→ **Brief**
How many lines in this material include the string "先将④往左下方移动"? Answer with the number and nothing further.

→ **Dataset records**
'''

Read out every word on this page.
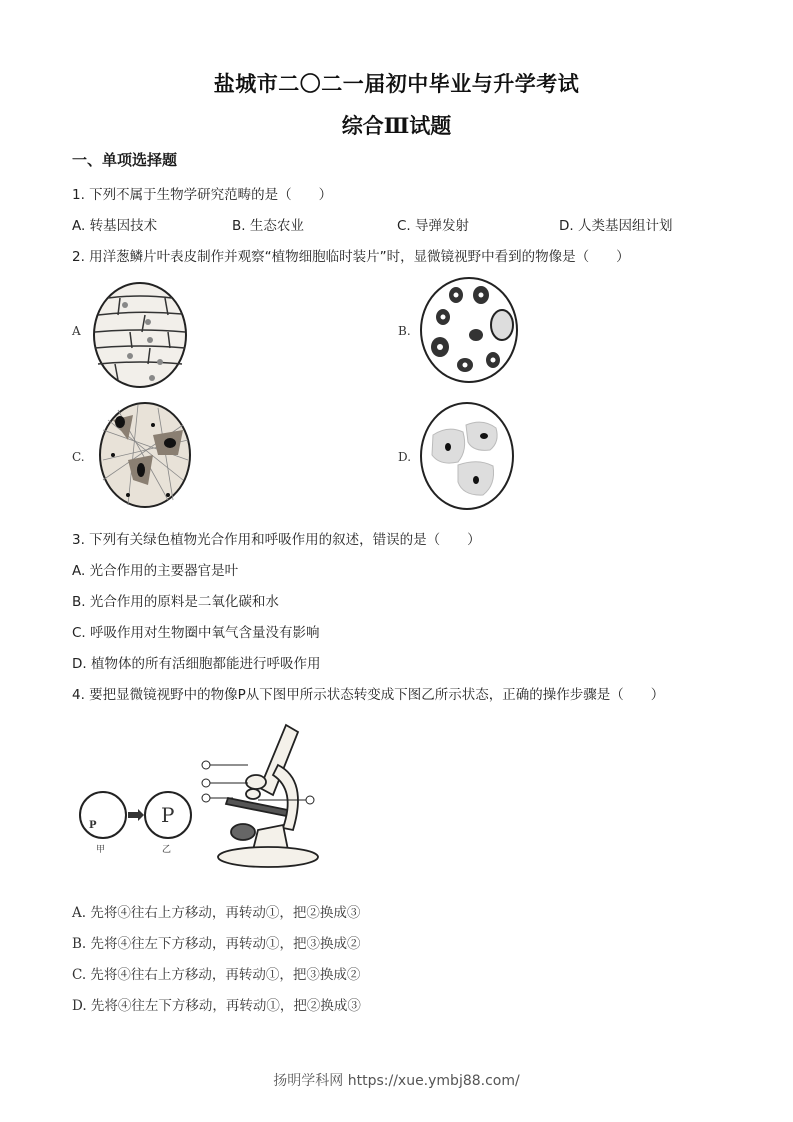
盐城市二〇二一届初中毕业与升学考试
综合Ⅲ试题
一、单项选择题
1. 下列不属于生物学研究范畴的是（　　）
A. 转基因技术	B. 生态农业	C. 导弹发射	D. 人类基因组计划
2. 用洋葱鳞片叶表皮制作并观察“植物细胞临时装片”时，显微镜视野中看到的物像是（　　）
A	B.
C.	D.
3. 下列有关绿色植物光合作用和呼吸作用的叙述，错误的是（　　）
A. 光合作用的主要器官是叶
B. 光合作用的原料是二氧化碳和水
C. 呼吸作用对生物圈中氧气含量没有影响
D. 植物体的所有活细胞都能进行呼吸作用
4. 要把显微镜视野中的物像P从下图甲所示状态转变成下图乙所示状态，正确的操作步骤是（　　）
P	P
甲	乙
A. 先将④往右上方移动，再转动①，把②换成③
B. 先将④往左下方移动，再转动①，把③换成②
C. 先将④往右上方移动，再转动①，把③换成②
D. 先将④往左下方移动，再转动①，把②换成③
扬明学科网 https://xue.ymbj88.com/
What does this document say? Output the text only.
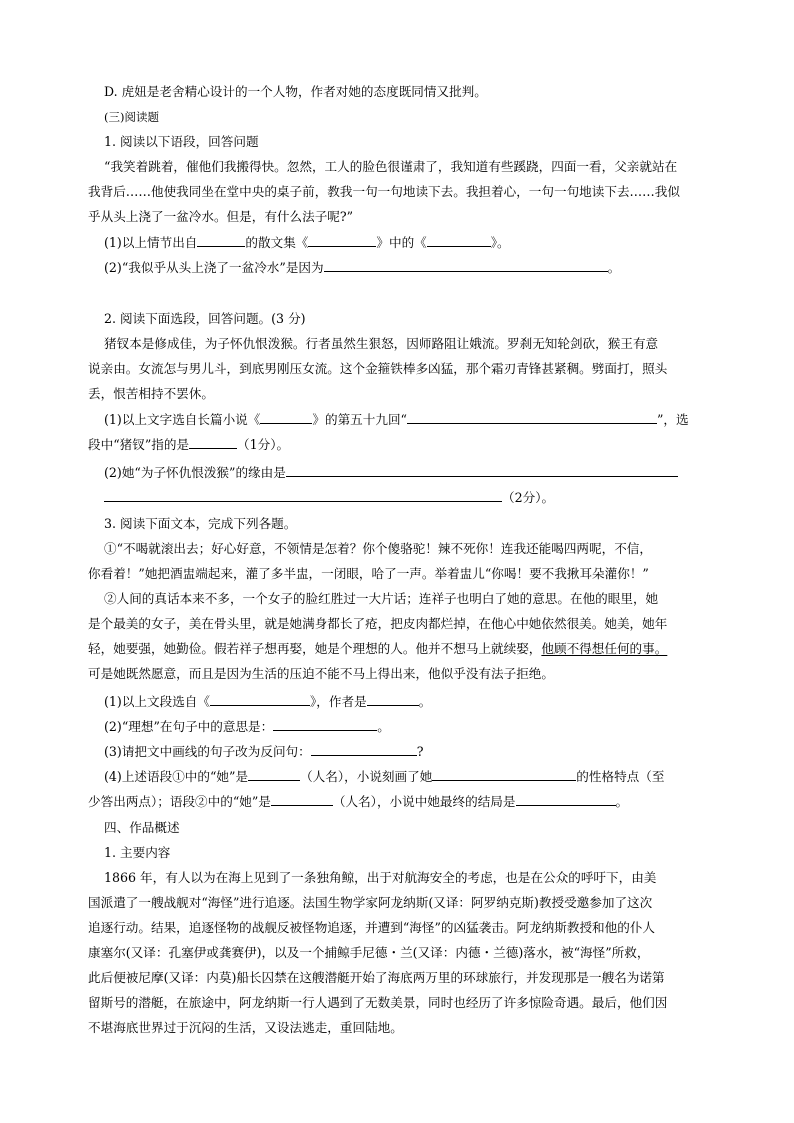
D. 虎妞是老舍精心设计的一个人物，作者对她的态度既同情又批判。
(三)阅读题
1. 阅读以下语段，回答问题
“我笑着跳着，催他们我搬得快。忽然，工人的脸色很谨肃了，我知道有些蹊跷，四面一看，父亲就站在
我背后……他使我同坐在堂中央的桌子前，教我一句一句地读下去。我担着心，一句一句地读下去……我似
乎从头上浇了一盆冷水。但是，有什么法子呢?”
(1)以上情节出自	的散文集《	》中的《	》。
(2)“我似乎从头上浇了一盆冷水”是因为	。
2. 阅读下面选段，回答问题。(3 分)
猪钗本是修成佳，为子怀仇恨泼猴。行者虽然生狠怒，因师路阻让娥流。罗刹无知轮剑砍，猴王有意
说亲由。女流怎与男儿斗，到底男刚压女流。这个金箍铁棒多凶猛，那个霜刃青锋甚紧稠。劈面打，照头
丢，恨苦相持不罢休。
(1)以上文字选自长篇小说《	》的第五十九回“	”，选
段中“猪钗”指的是	（1分）。
(2)她“为子怀仇恨泼猴”的缘由是
（2分）。
3. 阅读下面文本，完成下列各题。
①“不喝就滚出去；好心好意，不领情是怎着？你个傻骆驼！辣不死你！连我还能喝四两呢，不信，
你看着！”她把酒盅端起来，灌了多半盅，一闭眼，哈了一声。举着盅儿“你喝！要不我揪耳朵灌你！”
②人间的真话本来不多，一个女子的脸红胜过一大片话；连祥子也明白了她的意思。在他的眼里，她
是个最美的女子，美在骨头里，就是她满身都长了疮，把皮肉都烂掉，在他心中她依然很美。她美，她年
轻，她要强，她勤俭。假若祥子想再娶，她是个理想的人。他并不想马上就续娶，他顾不得想任何的事。
可是她既然愿意，而且是因为生活的压迫不能不马上得出来，他似乎没有法子拒绝。
(1)以上文段选自《	》，作者是	。
(2)“理想”在句子中的意思是：	。
(3)请把文中画线的句子改为反问句：	?
(4)上述语段①中的“她”是	（人名），小说刻画了她	的性格特点（至
少答出两点）；语段②中的“她”是	（人名），小说中她最终的结局是	。
四、作品概述
1. 主要内容
1866 年，有人以为在海上见到了一条独角鲸，出于对航海安全的考虑，也是在公众的呼吁下，由美
国派遣了一艘战舰对“海怪”进行追逐。法国生物学家阿龙纳斯(又译：阿罗纳克斯)教授受邀参加了这次
追逐行动。结果，追逐怪物的战舰反被怪物追逐，并遭到“海怪”的凶猛袭击。阿龙纳斯教授和他的仆人
康塞尔(又译：孔塞伊或龚赛伊)，以及一个捕鲸手尼德・兰(又译：内德・兰德)落水，被“海怪”所救，
此后便被尼摩(又译：内莫)船长囚禁在这艘潜艇开始了海底两万里的环球旅行，并发现那是一艘名为诺第
留斯号的潜艇，在旅途中，阿龙纳斯一行人遇到了无数美景，同时也经历了许多惊险奇遇。最后，他们因
不堪海底世界过于沉闷的生活，又设法逃走，重回陆地。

'''

→ **Solution to this problem**
2